%%

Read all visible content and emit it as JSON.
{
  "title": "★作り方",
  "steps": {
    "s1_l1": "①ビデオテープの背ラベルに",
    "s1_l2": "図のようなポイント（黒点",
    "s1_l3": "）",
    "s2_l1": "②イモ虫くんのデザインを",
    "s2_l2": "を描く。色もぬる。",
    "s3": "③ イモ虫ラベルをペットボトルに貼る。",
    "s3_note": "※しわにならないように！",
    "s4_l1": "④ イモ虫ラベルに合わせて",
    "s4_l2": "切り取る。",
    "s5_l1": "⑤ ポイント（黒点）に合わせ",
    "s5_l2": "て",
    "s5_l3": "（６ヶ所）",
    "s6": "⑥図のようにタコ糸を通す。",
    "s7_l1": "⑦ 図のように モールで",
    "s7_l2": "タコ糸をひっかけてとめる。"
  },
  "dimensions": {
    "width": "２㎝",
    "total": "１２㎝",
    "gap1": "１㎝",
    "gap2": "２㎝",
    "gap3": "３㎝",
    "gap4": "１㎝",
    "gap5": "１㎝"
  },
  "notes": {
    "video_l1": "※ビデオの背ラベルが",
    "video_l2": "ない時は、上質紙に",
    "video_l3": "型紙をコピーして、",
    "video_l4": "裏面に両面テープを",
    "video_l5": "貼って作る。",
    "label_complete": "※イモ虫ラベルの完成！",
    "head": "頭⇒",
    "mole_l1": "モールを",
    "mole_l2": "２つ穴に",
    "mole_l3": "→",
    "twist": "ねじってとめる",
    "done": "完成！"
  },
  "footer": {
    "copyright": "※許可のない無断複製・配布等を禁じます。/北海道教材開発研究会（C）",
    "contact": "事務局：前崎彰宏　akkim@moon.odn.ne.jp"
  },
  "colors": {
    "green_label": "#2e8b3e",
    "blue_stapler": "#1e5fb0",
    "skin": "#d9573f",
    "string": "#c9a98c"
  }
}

%%

Give back the whole listing exactly as it reads.

# SOLUTION TO THE EXERCISE
Read all visible content and emit it as JSON.
{
  "title": "★作り方",
  "steps": {
    "s1_l1": "①ビデオテープの背ラベルに",
    "s1_l2": "図のようなポイント（黒点",
    "s1_l3": "）",
    "s2_l1": "②イモ虫くんのデザインを",
    "s2_l2": "を描く。色もぬる。",
    "s3": "③ イモ虫ラベルをペットボトルに貼る。",
    "s3_note": "※しわにならないように！",
    "s4_l1": "④ イモ虫ラベルに合わせて",
    "s4_l2": "切り取る。",
    "s5_l1": "⑤ ポイント（黒点）に合わせ",
    "s5_l2": "て",
    "s5_l3": "（６ヶ所）",
    "s6": "⑥図のようにタコ糸を通す。",
    "s7_l1": "⑦ 図のように モールで",
    "s7_l2": "タコ糸をひっかけてとめる。"
  },
  "dimensions": {
    "width": "２㎝",
    "total": "１２㎝",
    "gap1": "１㎝",
    "gap2": "２㎝",
    "gap3": "３㎝",
    "gap4": "１㎝",
    "gap5": "１㎝"
  },
  "notes": {
    "video_l1": "※ビデオの背ラベルが",
    "video_l2": "ない時は、上質紙に",
    "video_l3": "型紙をコピーして、",
    "video_l4": "裏面に両面テープを",
    "video_l5": "貼って作る。",
    "label_complete": "※イモ虫ラベルの完成！",
    "head": "頭⇒",
    "mole_l1": "モールを",
    "mole_l2": "２つ穴に",
    "mole_l3": "→",
    "twist": "ねじってとめる",
    "done": "完成！"
  },
  "footer": {
    "copyright": "※許可のない無断複製・配布等を禁じます。/北海道教材開発研究会（C）",
    "contact": "事務局：前崎彰宏　akkim@moon.odn.ne.jp"
  },
  "colors": {
    "green_label": "#2e8b3e",
    "blue_stapler": "#1e5fb0",
    "skin": "#d9573f",
    "string": "#c9a98c"
  }
}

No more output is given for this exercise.